- [Data shown]:
* * *
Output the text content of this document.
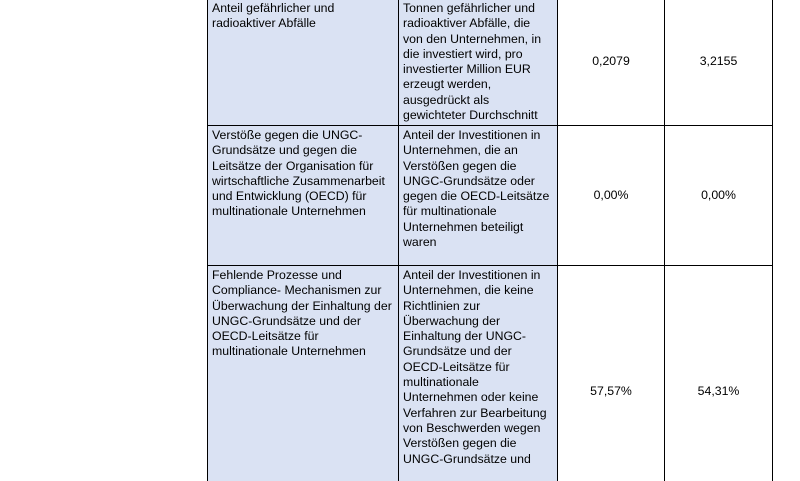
Anteil gefährlicher und radioaktiver Abfälle	Tonnen gefährlicher und radioaktiver Abfälle, die von den Unternehmen, in die investiert wird, pro investierter Million EUR erzeugt werden, ausgedrückt als gewichteter Durchschnitt	0,2079	3,2155
Verstöße gegen die UNGC-Grundsätze und gegen die Leitsätze der Organisation für wirtschaftliche Zusammenarbeit und Entwicklung (OECD) für multinationale Unternehmen	Anteil der Investitionen in Unternehmen, die an Verstößen gegen die UNGC-Grundsätze oder gegen die OECD-Leitsätze für multinationale Unternehmen beteiligt waren	0,00%	0,00%
Fehlende Prozesse und Compliance- Mechanismen zur Überwachung der Einhaltung der UNGC-Grundsätze und der OECD-Leitsätze für multinationale Unternehmen	Anteil der Investitionen in Unternehmen, die keine Richtlinien zur Überwachung der Einhaltung der UNGC-Grundsätze und der OECD-Leitsätze für multinationale Unternehmen oder keine Verfahren zur Bearbeitung von Beschwerden wegen Verstößen gegen die UNGC-Grundsätze und	57,57%	54,31%
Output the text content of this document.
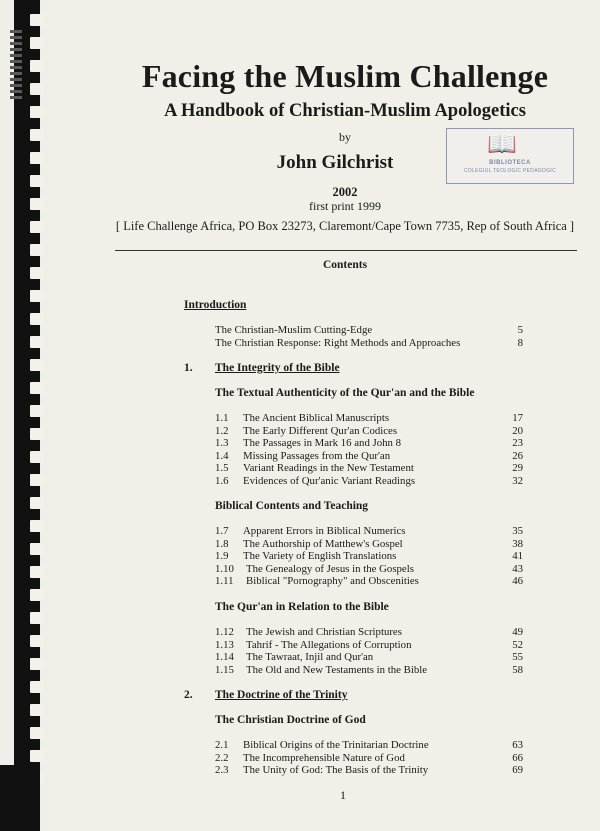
Facing the Muslim Challenge
A Handbook of Christian-Muslim Apologetics
by
John Gilchrist
2002
first print 1999
[ Life Challenge Africa, PO Box 23273, Claremont/Cape Town 7735, Rep of South Africa ]
📖
BIBLIOTECA
COLEGIUL TEOLOGIC PEDAGOGIC
Contents
Introduction
The Christian-Muslim Cutting-Edge	5
The Christian Response: Right Methods and Approaches	8
1. The Integrity of the Bible
The Textual Authenticity of the Qur'an and the Bible
1.1 The Ancient Biblical Manuscripts	17
1.2 The Early Different Qur'an Codices	20
1.3 The Passages in Mark 16 and John 8	23
1.4 Missing Passages from the Qur'an	26
1.5 Variant Readings in the New Testament	29
1.6 Evidences of Qur'anic Variant Readings	32
Biblical Contents and Teaching
1.7 Apparent Errors in Biblical Numerics	35
1.8 The Authorship of Matthew's Gospel	38
1.9 The Variety of English Translations	41
1.10 The Genealogy of Jesus in the Gospels	43
1.11 Biblical "Pornography" and Obscenities	46
The Qur'an in Relation to the Bible
1.12 The Jewish and Christian Scriptures	49
1.13 Tahrif - The Allegations of Corruption	52
1.14 The Tawraat, Injil and Qur'an	55
1.15 The Old and New Testaments in the Bible	58
2. The Doctrine of the Trinity
The Christian Doctrine of God
2.1 Biblical Origins of the Trinitarian Doctrine	63
2.2 The Incomprehensible Nature of God	66
2.3 The Unity of God: The Basis of the Trinity	69
1
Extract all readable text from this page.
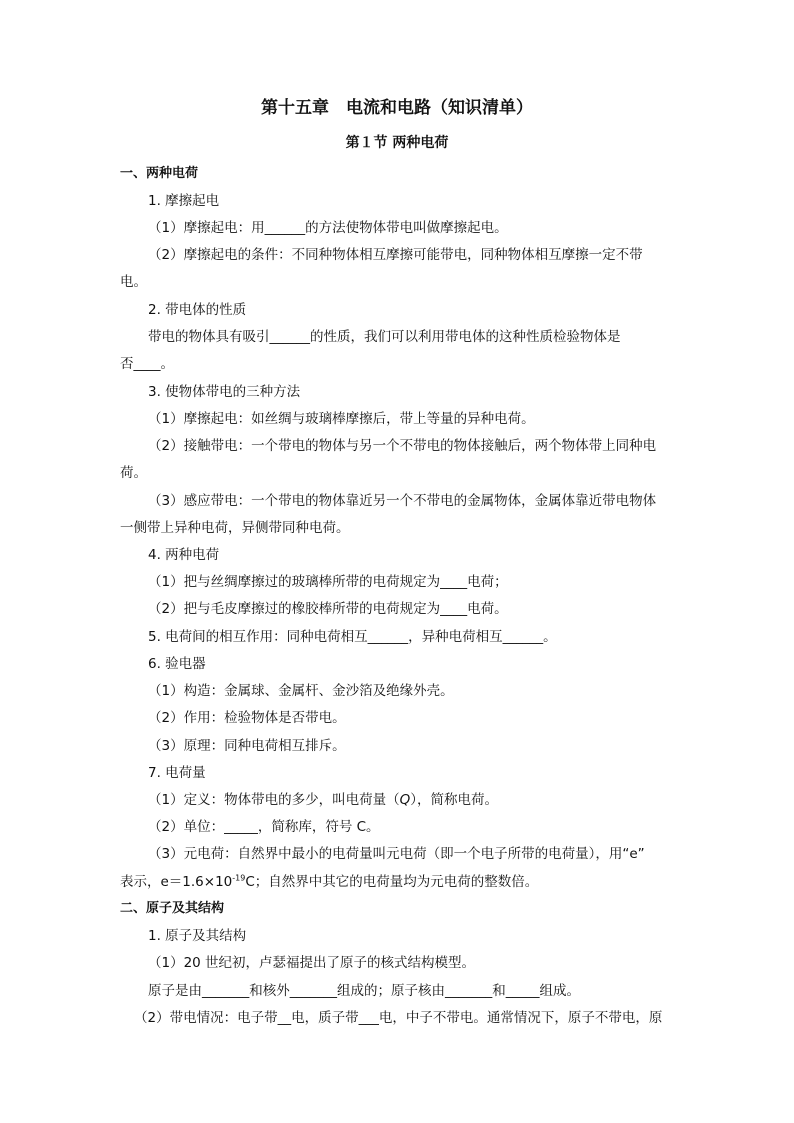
第十五章　电流和电路（知识清单）
第１节 两种电荷
一、两种电荷
1. 摩擦起电
（1）摩擦起电：用______的方法使物体带电叫做摩擦起电。
（2）摩擦起电的条件：不同种物体相互摩擦可能带电，同种物体相互摩擦一定不带
电。
2. 带电体的性质
带电的物体具有吸引______的性质，我们可以利用带电体的这种性质检验物体是
否____。
3. 使物体带电的三种方法
（1）摩擦起电：如丝绸与玻璃棒摩擦后，带上等量的异种电荷。
（2）接触带电：一个带电的物体与另一个不带电的物体接触后，两个物体带上同种电
荷。
（3）感应带电：一个带电的物体靠近另一个不带电的金属物体，金属体靠近带电物体
一侧带上异种电荷，异侧带同种电荷。
4. 两种电荷
（1）把与丝绸摩擦过的玻璃棒所带的电荷规定为____电荷；
（2）把与毛皮摩擦过的橡胶棒所带的电荷规定为____电荷。
5. 电荷间的相互作用：同种电荷相互______，异种电荷相互______。
6. 验电器
（1）构造：金属球、金属杆、金沙箔及绝缘外壳。
（2）作用：检验物体是否带电。
（3）原理：同种电荷相互排斥。
7. 电荷量
（1）定义：物体带电的多少，叫电荷量（Q），简称电荷。
（2）单位：_____，简称库，符号 C。
（3）元电荷：自然界中最小的电荷量叫元电荷（即一个电子所带的电荷量），用“e”
表示，$e=1.6\times 10^{-19}C$；自然界中其它的电荷量均为元电荷的整数倍。
二、原子及其结构
1. 原子及其结构
（1）20 世纪初，卢瑟福提出了原子的核式结构模型。
原子是由_______和核外_______组成的；原子核由_______和_____组成。
（2）带电情况：电子带__电，质子带___电，中子不带电。通常情况下，原子不带电，原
* * *
- [Set problem]: Give every line back word for word and leave the pictures out.

- [Result below]:
Output the text content of this document.
Anteil gefährlicher und radioaktiver Abfälle	Tonnen gefährlicher und radioaktiver Abfälle, die von den Unternehmen, in die investiert wird, pro investierter Million EUR erzeugt werden, ausgedrückt als gewichteter Durchschnitt	0,2079	3,2155
Verstöße gegen die UNGC-Grundsätze und gegen die Leitsätze der Organisation für wirtschaftliche Zusammenarbeit und Entwicklung (OECD) für multinationale Unternehmen	Anteil der Investitionen in Unternehmen, die an Verstößen gegen die UNGC-Grundsätze oder gegen die OECD-Leitsätze für multinationale Unternehmen beteiligt waren	0,00%	0,00%
Fehlende Prozesse und Compliance- Mechanismen zur Überwachung der Einhaltung der UNGC-Grundsätze und der OECD-Leitsätze für multinationale Unternehmen	Anteil der Investitionen in Unternehmen, die keine Richtlinien zur Überwachung der Einhaltung der UNGC-Grundsätze und der OECD-Leitsätze für multinationale Unternehmen oder keine Verfahren zur Bearbeitung von Beschwerden wegen Verstößen gegen die UNGC-Grundsätze und	57,57%	54,31%
Output the text content of this document.
Facing the Muslim Challenge
A Handbook of Christian-Muslim Apologetics
by
John Gilchrist
2002
first print 1999
[ Life Challenge Africa, PO Box 23273, Claremont/Cape Town 7735, Rep of South Africa ]
📖
BIBLIOTECA
COLEGIUL TEOLOGIC PEDAGOGIC
Contents
Introduction
The Christian-Muslim Cutting-Edge	5
The Christian Response: Right Methods and Approaches	8
1. The Integrity of the Bible
The Textual Authenticity of the Qur'an and the Bible
1.1 The Ancient Biblical Manuscripts	17
1.2 The Early Different Qur'an Codices	20
1.3 The Passages in Mark 16 and John 8	23
1.4 Missing Passages from the Qur'an	26
1.5 Variant Readings in the New Testament	29
1.6 Evidences of Qur'anic Variant Readings	32
Biblical Contents and Teaching
1.7 Apparent Errors in Biblical Numerics	35
1.8 The Authorship of Matthew's Gospel	38
1.9 The Variety of English Translations	41
1.10 The Genealogy of Jesus in the Gospels	43
1.11 Biblical "Pornography" and Obscenities	46
The Qur'an in Relation to the Bible
1.12 The Jewish and Christian Scriptures	49
1.13 Tahrif - The Allegations of Corruption	52
1.14 The Tawraat, Injil and Qur'an	55
1.15 The Old and New Testaments in the Bible	58
2. The Doctrine of the Trinity
The Christian Doctrine of God
2.1 Biblical Origins of the Trinitarian Doctrine	63
2.2 The Incomprehensible Nature of God	66
2.3 The Unity of God: The Basis of the Trinity	69
1
Extract all readable text from this page.
第十五章　电流和电路（知识清单）
第１节 两种电荷
一、两种电荷
1. 摩擦起电
（1）摩擦起电：用______的方法使物体带电叫做摩擦起电。
（2）摩擦起电的条件：不同种物体相互摩擦可能带电，同种物体相互摩擦一定不带
电。
2. 带电体的性质
带电的物体具有吸引______的性质，我们可以利用带电体的这种性质检验物体是
否____。
3. 使物体带电的三种方法
（1）摩擦起电：如丝绸与玻璃棒摩擦后，带上等量的异种电荷。
（2）接触带电：一个带电的物体与另一个不带电的物体接触后，两个物体带上同种电
荷。
（3）感应带电：一个带电的物体靠近另一个不带电的金属物体，金属体靠近带电物体
一侧带上异种电荷，异侧带同种电荷。
4. 两种电荷
（1）把与丝绸摩擦过的玻璃棒所带的电荷规定为____电荷；
（2）把与毛皮摩擦过的橡胶棒所带的电荷规定为____电荷。
5. 电荷间的相互作用：同种电荷相互______，异种电荷相互______。
6. 验电器
（1）构造：金属球、金属杆、金沙箔及绝缘外壳。
（2）作用：检验物体是否带电。
（3）原理：同种电荷相互排斥。
7. 电荷量
（1）定义：物体带电的多少，叫电荷量（Q），简称电荷。
（2）单位：_____，简称库，符号 C。
（3）元电荷：自然界中最小的电荷量叫元电荷（即一个电子所带的电荷量），用“e”
表示，$e=1.6\times 10^{-19}C$；自然界中其它的电荷量均为元电荷的整数倍。
二、原子及其结构
1. 原子及其结构
（1）20 世纪初，卢瑟福提出了原子的核式结构模型。
原子是由_______和核外_______组成的；原子核由_______和_____组成。
（2）带电情况：电子带__电，质子带___电，中子不带电。通常情况下，原子不带电，原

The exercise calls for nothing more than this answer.